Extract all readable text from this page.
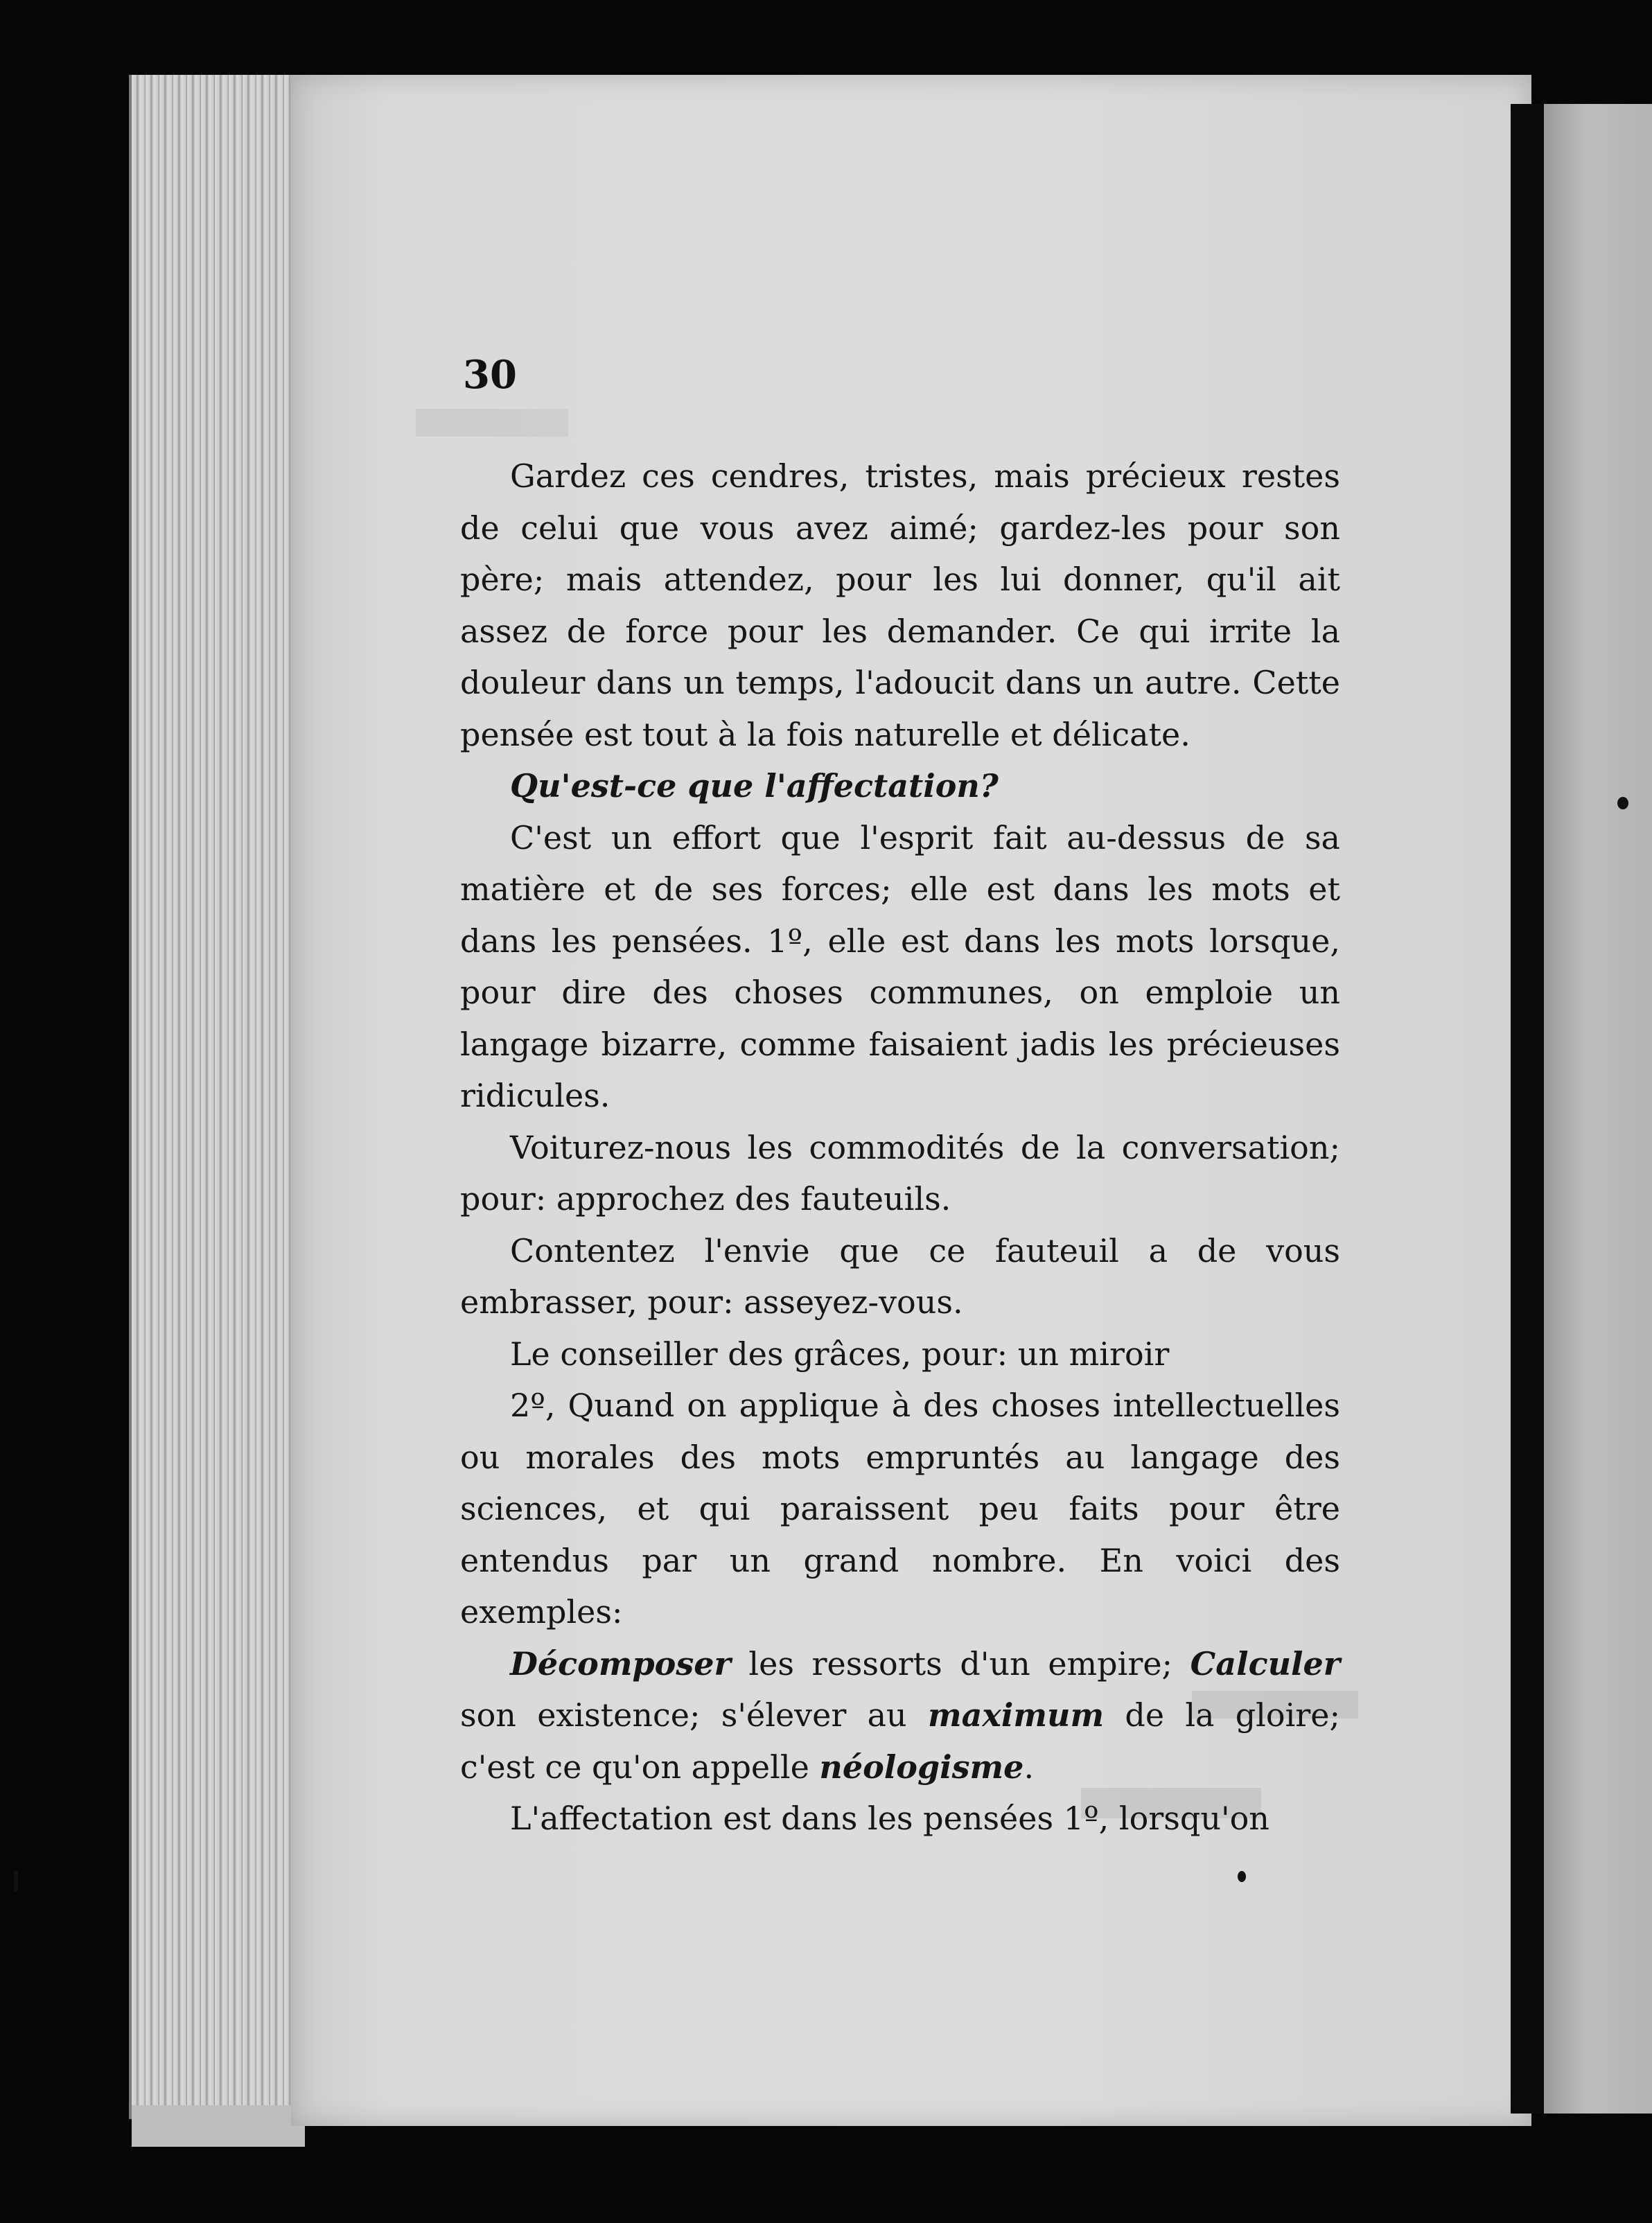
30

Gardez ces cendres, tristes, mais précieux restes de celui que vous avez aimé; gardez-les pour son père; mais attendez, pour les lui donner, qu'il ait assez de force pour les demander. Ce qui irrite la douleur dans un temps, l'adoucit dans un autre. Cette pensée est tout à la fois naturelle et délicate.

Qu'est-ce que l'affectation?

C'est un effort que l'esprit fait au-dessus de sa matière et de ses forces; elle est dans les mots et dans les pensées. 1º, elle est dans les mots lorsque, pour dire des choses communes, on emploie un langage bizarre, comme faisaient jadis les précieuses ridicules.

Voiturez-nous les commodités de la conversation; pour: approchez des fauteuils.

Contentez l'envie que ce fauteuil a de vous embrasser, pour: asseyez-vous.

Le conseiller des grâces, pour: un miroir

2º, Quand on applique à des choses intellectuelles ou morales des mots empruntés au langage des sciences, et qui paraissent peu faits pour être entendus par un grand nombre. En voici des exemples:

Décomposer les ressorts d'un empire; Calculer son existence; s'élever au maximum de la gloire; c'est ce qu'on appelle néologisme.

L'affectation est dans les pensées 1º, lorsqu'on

====================

**WHAT TO WORK ON**
Pick out all the lines with the word "vous" in them and copy them.

**ANSWER TO THIS EXERCISE**
Gardez ces cendres, tristes, mais précieux restes de celui que vous avez aimé; gardez-les pour son père; mais attendez, pour les lui donner, qu'il ait assez de force pour les demander. Ce qui irrite la douleur dans un temps, l'adoucit dans un autre. Cette pensée est tout à la fois naturelle et délicate.
Contentez l'envie que ce fauteuil a de vous embrasser, pour: asseyez-vous.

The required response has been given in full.